### WORK TO COMPLETE
Give the data below again, word for word.

═════ INFORMATION SUPPLIED ═════

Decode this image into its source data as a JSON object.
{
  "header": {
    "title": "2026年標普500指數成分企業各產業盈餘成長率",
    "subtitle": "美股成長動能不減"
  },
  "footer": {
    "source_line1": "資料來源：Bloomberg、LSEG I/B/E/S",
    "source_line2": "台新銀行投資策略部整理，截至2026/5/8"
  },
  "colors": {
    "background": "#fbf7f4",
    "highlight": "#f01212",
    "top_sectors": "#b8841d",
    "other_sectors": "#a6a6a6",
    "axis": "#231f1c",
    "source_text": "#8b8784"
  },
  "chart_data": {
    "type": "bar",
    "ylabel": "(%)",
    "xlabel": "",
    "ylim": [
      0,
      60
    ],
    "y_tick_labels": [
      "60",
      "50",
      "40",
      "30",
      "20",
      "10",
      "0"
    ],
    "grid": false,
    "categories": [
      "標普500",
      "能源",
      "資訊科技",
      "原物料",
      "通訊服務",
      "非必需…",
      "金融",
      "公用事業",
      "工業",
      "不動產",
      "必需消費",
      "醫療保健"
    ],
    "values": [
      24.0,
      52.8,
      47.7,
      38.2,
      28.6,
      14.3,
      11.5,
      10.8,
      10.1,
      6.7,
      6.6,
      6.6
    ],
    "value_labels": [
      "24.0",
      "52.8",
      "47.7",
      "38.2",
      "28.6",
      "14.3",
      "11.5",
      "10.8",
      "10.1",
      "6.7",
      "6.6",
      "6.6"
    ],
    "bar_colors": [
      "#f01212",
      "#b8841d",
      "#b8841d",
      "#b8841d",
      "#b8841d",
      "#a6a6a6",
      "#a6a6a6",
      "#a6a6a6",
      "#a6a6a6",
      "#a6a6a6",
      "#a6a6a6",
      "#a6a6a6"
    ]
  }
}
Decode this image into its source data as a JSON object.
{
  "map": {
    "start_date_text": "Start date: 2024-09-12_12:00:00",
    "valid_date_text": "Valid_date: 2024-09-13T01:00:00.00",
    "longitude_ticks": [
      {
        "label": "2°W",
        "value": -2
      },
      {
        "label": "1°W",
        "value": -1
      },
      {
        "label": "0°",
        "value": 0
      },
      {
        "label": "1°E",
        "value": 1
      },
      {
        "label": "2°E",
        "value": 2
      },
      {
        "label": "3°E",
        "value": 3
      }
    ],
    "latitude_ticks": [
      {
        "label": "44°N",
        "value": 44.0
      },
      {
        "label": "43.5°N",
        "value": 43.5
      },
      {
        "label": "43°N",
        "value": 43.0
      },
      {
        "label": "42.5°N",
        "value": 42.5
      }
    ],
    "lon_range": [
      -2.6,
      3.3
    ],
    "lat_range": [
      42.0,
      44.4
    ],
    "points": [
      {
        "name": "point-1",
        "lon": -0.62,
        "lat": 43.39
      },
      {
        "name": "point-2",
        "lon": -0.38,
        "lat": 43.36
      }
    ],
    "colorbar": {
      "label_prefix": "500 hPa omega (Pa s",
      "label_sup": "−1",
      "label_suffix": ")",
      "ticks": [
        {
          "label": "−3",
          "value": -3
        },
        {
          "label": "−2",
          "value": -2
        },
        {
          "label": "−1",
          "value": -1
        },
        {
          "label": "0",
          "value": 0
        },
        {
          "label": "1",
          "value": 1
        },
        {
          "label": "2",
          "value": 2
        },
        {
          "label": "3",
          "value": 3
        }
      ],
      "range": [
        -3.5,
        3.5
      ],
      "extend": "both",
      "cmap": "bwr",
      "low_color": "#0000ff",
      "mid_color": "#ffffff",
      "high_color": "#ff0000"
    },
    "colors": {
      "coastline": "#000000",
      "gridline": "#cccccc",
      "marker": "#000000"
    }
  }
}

═════

### WORKED SOLUTION
Decode this image into its source data as a JSON object.
{
  "header": {
    "title": "2026年標普500指數成分企業各產業盈餘成長率",
    "subtitle": "美股成長動能不減"
  },
  "footer": {
    "source_line1": "資料來源：Bloomberg、LSEG I/B/E/S",
    "source_line2": "台新銀行投資策略部整理，截至2026/5/8"
  },
  "colors": {
    "background": "#fbf7f4",
    "highlight": "#f01212",
    "top_sectors": "#b8841d",
    "other_sectors": "#a6a6a6",
    "axis": "#231f1c",
    "source_text": "#8b8784"
  },
  "chart_data": {
    "type": "bar",
    "ylabel": "(%)",
    "xlabel": "",
    "ylim": [
      0,
      60
    ],
    "y_tick_labels": [
      "60",
      "50",
      "40",
      "30",
      "20",
      "10",
      "0"
    ],
    "grid": false,
    "categories": [
      "標普500",
      "能源",
      "資訊科技",
      "原物料",
      "通訊服務",
      "非必需…",
      "金融",
      "公用事業",
      "工業",
      "不動產",
      "必需消費",
      "醫療保健"
    ],
    "values": [
      24.0,
      52.8,
      47.7,
      38.2,
      28.6,
      14.3,
      11.5,
      10.8,
      10.1,
      6.7,
      6.6,
      6.6
    ],
    "value_labels": [
      "24.0",
      "52.8",
      "47.7",
      "38.2",
      "28.6",
      "14.3",
      "11.5",
      "10.8",
      "10.1",
      "6.7",
      "6.6",
      "6.6"
    ],
    "bar_colors": [
      "#f01212",
      "#b8841d",
      "#b8841d",
      "#b8841d",
      "#b8841d",
      "#a6a6a6",
      "#a6a6a6",
      "#a6a6a6",
      "#a6a6a6",
      "#a6a6a6",
      "#a6a6a6",
      "#a6a6a6"
    ]
  }
}
Decode this image into its source data as a JSON object.
{
  "map": {
    "start_date_text": "Start date: 2024-09-12_12:00:00",
    "valid_date_text": "Valid_date: 2024-09-13T01:00:00.00",
    "longitude_ticks": [
      {
        "label": "2°W",
        "value": -2
      },
      {
        "label": "1°W",
        "value": -1
      },
      {
        "label": "0°",
        "value": 0
      },
      {
        "label": "1°E",
        "value": 1
      },
      {
        "label": "2°E",
        "value": 2
      },
      {
        "label": "3°E",
        "value": 3
      }
    ],
    "latitude_ticks": [
      {
        "label": "44°N",
        "value": 44.0
      },
      {
        "label": "43.5°N",
        "value": 43.5
      },
      {
        "label": "43°N",
        "value": 43.0
      },
      {
        "label": "42.5°N",
        "value": 42.5
      }
    ],
    "lon_range": [
      -2.6,
      3.3
    ],
    "lat_range": [
      42.0,
      44.4
    ],
    "points": [
      {
        "name": "point-1",
        "lon": -0.62,
        "lat": 43.39
      },
      {
        "name": "point-2",
        "lon": -0.38,
        "lat": 43.36
      }
    ],
    "colorbar": {
      "label_prefix": "500 hPa omega (Pa s",
      "label_sup": "−1",
      "label_suffix": ")",
      "ticks": [
        {
          "label": "−3",
          "value": -3
        },
        {
          "label": "−2",
          "value": -2
        },
        {
          "label": "−1",
          "value": -1
        },
        {
          "label": "0",
          "value": 0
        },
        {
          "label": "1",
          "value": 1
        },
        {
          "label": "2",
          "value": 2
        },
        {
          "label": "3",
          "value": 3
        }
      ],
      "range": [
        -3.5,
        3.5
      ],
      "extend": "both",
      "cmap": "bwr",
      "low_color": "#0000ff",
      "mid_color": "#ffffff",
      "high_color": "#ff0000"
    },
    "colors": {
      "coastline": "#000000",
      "gridline": "#cccccc",
      "marker": "#000000"
    }
  }
}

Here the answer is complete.